- [PROMPT]:
Go through the listing and copy every line word for word.

- [MATERIAL SHOWN]:

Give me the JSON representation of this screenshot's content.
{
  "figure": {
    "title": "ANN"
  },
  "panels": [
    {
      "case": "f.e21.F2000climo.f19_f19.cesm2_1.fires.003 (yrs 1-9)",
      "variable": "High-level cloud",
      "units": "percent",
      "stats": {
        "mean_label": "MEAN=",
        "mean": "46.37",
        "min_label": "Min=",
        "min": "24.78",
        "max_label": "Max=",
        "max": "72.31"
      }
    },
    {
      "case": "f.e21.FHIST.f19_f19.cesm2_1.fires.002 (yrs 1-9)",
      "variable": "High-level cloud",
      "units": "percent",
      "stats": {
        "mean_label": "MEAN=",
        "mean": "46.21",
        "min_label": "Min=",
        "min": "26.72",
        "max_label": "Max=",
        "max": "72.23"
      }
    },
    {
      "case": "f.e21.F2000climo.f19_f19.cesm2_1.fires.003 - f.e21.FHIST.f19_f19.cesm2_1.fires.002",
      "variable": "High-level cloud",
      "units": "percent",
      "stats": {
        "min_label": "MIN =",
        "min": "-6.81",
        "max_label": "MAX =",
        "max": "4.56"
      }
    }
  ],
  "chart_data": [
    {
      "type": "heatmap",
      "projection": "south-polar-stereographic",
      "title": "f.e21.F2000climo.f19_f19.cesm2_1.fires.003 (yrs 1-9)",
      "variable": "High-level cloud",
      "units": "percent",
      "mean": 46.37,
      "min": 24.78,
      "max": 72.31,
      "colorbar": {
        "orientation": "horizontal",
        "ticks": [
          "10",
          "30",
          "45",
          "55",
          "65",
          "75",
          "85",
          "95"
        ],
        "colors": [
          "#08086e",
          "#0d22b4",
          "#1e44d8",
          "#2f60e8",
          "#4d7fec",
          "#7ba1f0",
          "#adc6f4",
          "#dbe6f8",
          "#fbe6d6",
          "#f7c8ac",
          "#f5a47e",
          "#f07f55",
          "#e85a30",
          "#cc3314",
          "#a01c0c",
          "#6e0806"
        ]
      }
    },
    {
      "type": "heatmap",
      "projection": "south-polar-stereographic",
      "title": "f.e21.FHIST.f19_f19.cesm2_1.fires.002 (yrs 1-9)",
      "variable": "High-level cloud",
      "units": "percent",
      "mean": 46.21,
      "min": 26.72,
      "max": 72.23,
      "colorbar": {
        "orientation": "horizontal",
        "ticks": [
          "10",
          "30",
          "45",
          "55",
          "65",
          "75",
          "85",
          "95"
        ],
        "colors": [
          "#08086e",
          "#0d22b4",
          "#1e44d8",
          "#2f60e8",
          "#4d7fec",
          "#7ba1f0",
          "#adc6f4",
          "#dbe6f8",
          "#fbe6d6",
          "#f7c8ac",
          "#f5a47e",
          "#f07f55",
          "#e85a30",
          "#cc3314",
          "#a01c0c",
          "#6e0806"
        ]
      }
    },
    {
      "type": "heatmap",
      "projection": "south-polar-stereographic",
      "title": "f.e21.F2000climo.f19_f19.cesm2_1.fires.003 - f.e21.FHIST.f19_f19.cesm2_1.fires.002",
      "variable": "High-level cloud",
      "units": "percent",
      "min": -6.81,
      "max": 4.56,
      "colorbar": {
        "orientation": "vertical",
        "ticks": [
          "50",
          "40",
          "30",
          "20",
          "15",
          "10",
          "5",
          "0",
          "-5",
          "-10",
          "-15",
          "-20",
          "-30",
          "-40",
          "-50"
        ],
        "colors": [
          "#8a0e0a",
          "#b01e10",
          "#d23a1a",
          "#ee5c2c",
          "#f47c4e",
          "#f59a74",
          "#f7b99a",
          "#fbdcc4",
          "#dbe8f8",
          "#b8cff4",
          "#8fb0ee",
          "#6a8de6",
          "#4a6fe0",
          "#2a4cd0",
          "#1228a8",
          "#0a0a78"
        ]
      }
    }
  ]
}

- [FINAL RESULT]:
Give me the JSON representation of this screenshot's content.
{
  "figure": {
    "title": "ANN"
  },
  "panels": [
    {
      "case": "f.e21.F2000climo.f19_f19.cesm2_1.fires.003 (yrs 1-9)",
      "variable": "High-level cloud",
      "units": "percent",
      "stats": {
        "mean_label": "MEAN=",
        "mean": "46.37",
        "min_label": "Min=",
        "min": "24.78",
        "max_label": "Max=",
        "max": "72.31"
      }
    },
    {
      "case": "f.e21.FHIST.f19_f19.cesm2_1.fires.002 (yrs 1-9)",
      "variable": "High-level cloud",
      "units": "percent",
      "stats": {
        "mean_label": "MEAN=",
        "mean": "46.21",
        "min_label": "Min=",
        "min": "26.72",
        "max_label": "Max=",
        "max": "72.23"
      }
    },
    {
      "case": "f.e21.F2000climo.f19_f19.cesm2_1.fires.003 - f.e21.FHIST.f19_f19.cesm2_1.fires.002",
      "variable": "High-level cloud",
      "units": "percent",
      "stats": {
        "min_label": "MIN =",
        "min": "-6.81",
        "max_label": "MAX =",
        "max": "4.56"
      }
    }
  ],
  "chart_data": [
    {
      "type": "heatmap",
      "projection": "south-polar-stereographic",
      "title": "f.e21.F2000climo.f19_f19.cesm2_1.fires.003 (yrs 1-9)",
      "variable": "High-level cloud",
      "units": "percent",
      "mean": 46.37,
      "min": 24.78,
      "max": 72.31,
      "colorbar": {
        "orientation": "horizontal",
        "ticks": [
          "10",
          "30",
          "45",
          "55",
          "65",
          "75",
          "85",
          "95"
        ],
        "colors": [
          "#08086e",
          "#0d22b4",
          "#1e44d8",
          "#2f60e8",
          "#4d7fec",
          "#7ba1f0",
          "#adc6f4",
          "#dbe6f8",
          "#fbe6d6",
          "#f7c8ac",
          "#f5a47e",
          "#f07f55",
          "#e85a30",
          "#cc3314",
          "#a01c0c",
          "#6e0806"
        ]
      }
    },
    {
      "type": "heatmap",
      "projection": "south-polar-stereographic",
      "title": "f.e21.FHIST.f19_f19.cesm2_1.fires.002 (yrs 1-9)",
      "variable": "High-level cloud",
      "units": "percent",
      "mean": 46.21,
      "min": 26.72,
      "max": 72.23,
      "colorbar": {
        "orientation": "horizontal",
        "ticks": [
          "10",
          "30",
          "45",
          "55",
          "65",
          "75",
          "85",
          "95"
        ],
        "colors": [
          "#08086e",
          "#0d22b4",
          "#1e44d8",
          "#2f60e8",
          "#4d7fec",
          "#7ba1f0",
          "#adc6f4",
          "#dbe6f8",
          "#fbe6d6",
          "#f7c8ac",
          "#f5a47e",
          "#f07f55",
          "#e85a30",
          "#cc3314",
          "#a01c0c",
          "#6e0806"
        ]
      }
    },
    {
      "type": "heatmap",
      "projection": "south-polar-stereographic",
      "title": "f.e21.F2000climo.f19_f19.cesm2_1.fires.003 - f.e21.FHIST.f19_f19.cesm2_1.fires.002",
      "variable": "High-level cloud",
      "units": "percent",
      "min": -6.81,
      "max": 4.56,
      "colorbar": {
        "orientation": "vertical",
        "ticks": [
          "50",
          "40",
          "30",
          "20",
          "15",
          "10",
          "5",
          "0",
          "-5",
          "-10",
          "-15",
          "-20",
          "-30",
          "-40",
          "-50"
        ],
        "colors": [
          "#8a0e0a",
          "#b01e10",
          "#d23a1a",
          "#ee5c2c",
          "#f47c4e",
          "#f59a74",
          "#f7b99a",
          "#fbdcc4",
          "#dbe8f8",
          "#b8cff4",
          "#8fb0ee",
          "#6a8de6",
          "#4a6fe0",
          "#2a4cd0",
          "#1228a8",
          "#0a0a78"
        ]
      }
    }
  ]
}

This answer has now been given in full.